#### WHAT IS EXPECTED:
Type the records out again in full, exactly.

(Entries with figure data)
--------------------------------

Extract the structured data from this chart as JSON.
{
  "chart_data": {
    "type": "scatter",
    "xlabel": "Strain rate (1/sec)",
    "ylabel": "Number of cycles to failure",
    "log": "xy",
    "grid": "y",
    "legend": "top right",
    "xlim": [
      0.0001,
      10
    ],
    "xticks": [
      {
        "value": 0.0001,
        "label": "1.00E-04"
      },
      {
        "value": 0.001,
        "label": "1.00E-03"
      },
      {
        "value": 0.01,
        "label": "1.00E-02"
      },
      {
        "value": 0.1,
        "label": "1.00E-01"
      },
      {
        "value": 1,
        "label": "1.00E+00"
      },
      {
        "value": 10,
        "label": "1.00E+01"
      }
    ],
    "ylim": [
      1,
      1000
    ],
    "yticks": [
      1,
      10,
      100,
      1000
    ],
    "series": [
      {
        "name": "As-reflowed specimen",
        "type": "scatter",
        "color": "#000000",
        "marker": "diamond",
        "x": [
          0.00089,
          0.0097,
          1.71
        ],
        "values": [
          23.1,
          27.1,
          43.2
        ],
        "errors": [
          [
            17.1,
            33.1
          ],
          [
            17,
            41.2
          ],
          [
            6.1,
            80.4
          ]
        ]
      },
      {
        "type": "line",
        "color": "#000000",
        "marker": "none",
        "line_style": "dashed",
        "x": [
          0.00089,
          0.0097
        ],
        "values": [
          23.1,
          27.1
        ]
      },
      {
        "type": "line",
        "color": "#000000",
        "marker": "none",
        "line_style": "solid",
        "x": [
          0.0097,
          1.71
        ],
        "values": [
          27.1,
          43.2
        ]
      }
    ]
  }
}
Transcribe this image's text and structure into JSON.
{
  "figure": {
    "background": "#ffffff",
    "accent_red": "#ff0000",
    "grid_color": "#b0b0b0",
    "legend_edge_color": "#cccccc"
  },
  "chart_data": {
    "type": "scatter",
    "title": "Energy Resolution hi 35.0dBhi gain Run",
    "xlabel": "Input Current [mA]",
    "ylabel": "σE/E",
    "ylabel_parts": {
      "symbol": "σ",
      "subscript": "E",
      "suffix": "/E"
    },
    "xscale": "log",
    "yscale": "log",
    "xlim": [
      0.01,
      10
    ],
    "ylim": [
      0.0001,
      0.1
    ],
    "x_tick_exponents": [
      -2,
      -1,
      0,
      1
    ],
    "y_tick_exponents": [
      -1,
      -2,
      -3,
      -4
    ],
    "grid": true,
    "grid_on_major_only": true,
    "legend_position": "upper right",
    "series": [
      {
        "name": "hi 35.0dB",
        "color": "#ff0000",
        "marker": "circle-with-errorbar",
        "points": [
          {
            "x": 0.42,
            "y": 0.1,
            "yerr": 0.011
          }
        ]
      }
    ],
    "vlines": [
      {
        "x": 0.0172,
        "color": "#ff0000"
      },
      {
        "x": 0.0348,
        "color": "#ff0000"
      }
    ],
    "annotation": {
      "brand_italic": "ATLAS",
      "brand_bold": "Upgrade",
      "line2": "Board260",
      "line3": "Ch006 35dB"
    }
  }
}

--------------------------------

#### RESPONSE:
Extract the structured data from this chart as JSON.
{
  "chart_data": {
    "type": "scatter",
    "xlabel": "Strain rate (1/sec)",
    "ylabel": "Number of cycles to failure",
    "log": "xy",
    "grid": "y",
    "legend": "top right",
    "xlim": [
      0.0001,
      10
    ],
    "xticks": [
      {
        "value": 0.0001,
        "label": "1.00E-04"
      },
      {
        "value": 0.001,
        "label": "1.00E-03"
      },
      {
        "value": 0.01,
        "label": "1.00E-02"
      },
      {
        "value": 0.1,
        "label": "1.00E-01"
      },
      {
        "value": 1,
        "label": "1.00E+00"
      },
      {
        "value": 10,
        "label": "1.00E+01"
      }
    ],
    "ylim": [
      1,
      1000
    ],
    "yticks": [
      1,
      10,
      100,
      1000
    ],
    "series": [
      {
        "name": "As-reflowed specimen",
        "type": "scatter",
        "color": "#000000",
        "marker": "diamond",
        "x": [
          0.00089,
          0.0097,
          1.71
        ],
        "values": [
          23.1,
          27.1,
          43.2
        ],
        "errors": [
          [
            17.1,
            33.1
          ],
          [
            17,
            41.2
          ],
          [
            6.1,
            80.4
          ]
        ]
      },
      {
        "type": "line",
        "color": "#000000",
        "marker": "none",
        "line_style": "dashed",
        "x": [
          0.00089,
          0.0097
        ],
        "values": [
          23.1,
          27.1
        ]
      },
      {
        "type": "line",
        "color": "#000000",
        "marker": "none",
        "line_style": "solid",
        "x": [
          0.0097,
          1.71
        ],
        "values": [
          27.1,
          43.2
        ]
      }
    ]
  }
}
Transcribe this image's text and structure into JSON.
{
  "figure": {
    "background": "#ffffff",
    "accent_red": "#ff0000",
    "grid_color": "#b0b0b0",
    "legend_edge_color": "#cccccc"
  },
  "chart_data": {
    "type": "scatter",
    "title": "Energy Resolution hi 35.0dBhi gain Run",
    "xlabel": "Input Current [mA]",
    "ylabel": "σE/E",
    "ylabel_parts": {
      "symbol": "σ",
      "subscript": "E",
      "suffix": "/E"
    },
    "xscale": "log",
    "yscale": "log",
    "xlim": [
      0.01,
      10
    ],
    "ylim": [
      0.0001,
      0.1
    ],
    "x_tick_exponents": [
      -2,
      -1,
      0,
      1
    ],
    "y_tick_exponents": [
      -1,
      -2,
      -3,
      -4
    ],
    "grid": true,
    "grid_on_major_only": true,
    "legend_position": "upper right",
    "series": [
      {
        "name": "hi 35.0dB",
        "color": "#ff0000",
        "marker": "circle-with-errorbar",
        "points": [
          {
            "x": 0.42,
            "y": 0.1,
            "yerr": 0.011
          }
        ]
      }
    ],
    "vlines": [
      {
        "x": 0.0172,
        "color": "#ff0000"
      },
      {
        "x": 0.0348,
        "color": "#ff0000"
      }
    ],
    "annotation": {
      "brand_italic": "ATLAS",
      "brand_bold": "Upgrade",
      "line2": "Board260",
      "line3": "Ch006 35dB"
    }
  }
}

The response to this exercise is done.